Collection entries:

--- START ---

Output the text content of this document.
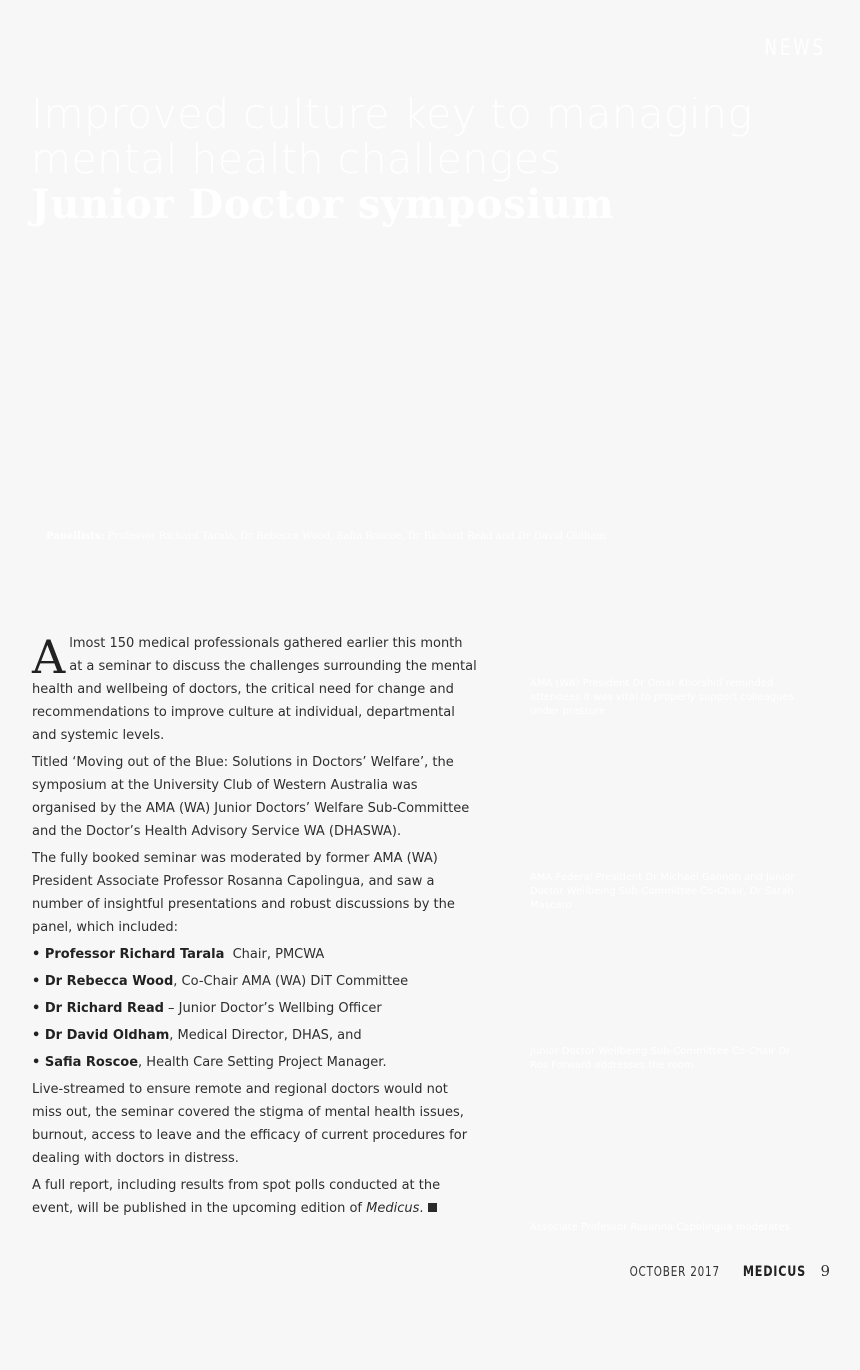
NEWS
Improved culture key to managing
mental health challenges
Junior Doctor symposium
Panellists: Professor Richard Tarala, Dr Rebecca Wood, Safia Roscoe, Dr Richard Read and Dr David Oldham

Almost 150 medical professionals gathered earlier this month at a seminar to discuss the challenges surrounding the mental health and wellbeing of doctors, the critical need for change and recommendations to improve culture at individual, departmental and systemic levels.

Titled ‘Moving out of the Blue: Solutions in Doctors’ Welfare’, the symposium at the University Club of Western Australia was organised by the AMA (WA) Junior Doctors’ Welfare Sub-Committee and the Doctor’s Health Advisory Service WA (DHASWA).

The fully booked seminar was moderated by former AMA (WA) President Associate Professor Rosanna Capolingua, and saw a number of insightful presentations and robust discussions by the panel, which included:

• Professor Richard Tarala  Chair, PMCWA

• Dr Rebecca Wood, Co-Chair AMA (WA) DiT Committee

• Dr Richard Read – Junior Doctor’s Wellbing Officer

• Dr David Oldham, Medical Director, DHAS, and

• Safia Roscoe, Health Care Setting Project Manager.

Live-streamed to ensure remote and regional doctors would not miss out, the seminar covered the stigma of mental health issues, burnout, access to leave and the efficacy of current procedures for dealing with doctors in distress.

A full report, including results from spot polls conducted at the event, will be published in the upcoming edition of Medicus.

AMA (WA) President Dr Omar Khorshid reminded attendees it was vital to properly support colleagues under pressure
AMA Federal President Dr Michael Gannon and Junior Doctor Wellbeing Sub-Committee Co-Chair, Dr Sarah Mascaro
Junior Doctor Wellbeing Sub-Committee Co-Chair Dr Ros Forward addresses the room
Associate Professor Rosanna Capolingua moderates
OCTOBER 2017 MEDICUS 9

--- END ---

AIM OF THE TASK
Return each line from the material above exactly, but not the pictures.

TASK RESULT
Output the text content of this document.
NEWS
Improved culture key to managing
mental health challenges
Junior Doctor symposium
Panellists: Professor Richard Tarala, Dr Rebecca Wood, Safia Roscoe, Dr Richard Read and Dr David Oldham

Almost 150 medical professionals gathered earlier this month at a seminar to discuss the challenges surrounding the mental health and wellbeing of doctors, the critical need for change and recommendations to improve culture at individual, departmental and systemic levels.

Titled ‘Moving out of the Blue: Solutions in Doctors’ Welfare’, the symposium at the University Club of Western Australia was organised by the AMA (WA) Junior Doctors’ Welfare Sub-Committee and the Doctor’s Health Advisory Service WA (DHASWA).

The fully booked seminar was moderated by former AMA (WA) President Associate Professor Rosanna Capolingua, and saw a number of insightful presentations and robust discussions by the panel, which included:

• Professor Richard Tarala  Chair, PMCWA

• Dr Rebecca Wood, Co-Chair AMA (WA) DiT Committee

• Dr Richard Read – Junior Doctor’s Wellbing Officer

• Dr David Oldham, Medical Director, DHAS, and

• Safia Roscoe, Health Care Setting Project Manager.

Live-streamed to ensure remote and regional doctors would not miss out, the seminar covered the stigma of mental health issues, burnout, access to leave and the efficacy of current procedures for dealing with doctors in distress.

A full report, including results from spot polls conducted at the event, will be published in the upcoming edition of Medicus.

AMA (WA) President Dr Omar Khorshid reminded attendees it was vital to properly support colleagues under pressure
AMA Federal President Dr Michael Gannon and Junior Doctor Wellbeing Sub-Committee Co-Chair, Dr Sarah Mascaro
Junior Doctor Wellbeing Sub-Committee Co-Chair Dr Ros Forward addresses the room
Associate Professor Rosanna Capolingua moderates
OCTOBER 2017 MEDICUS 9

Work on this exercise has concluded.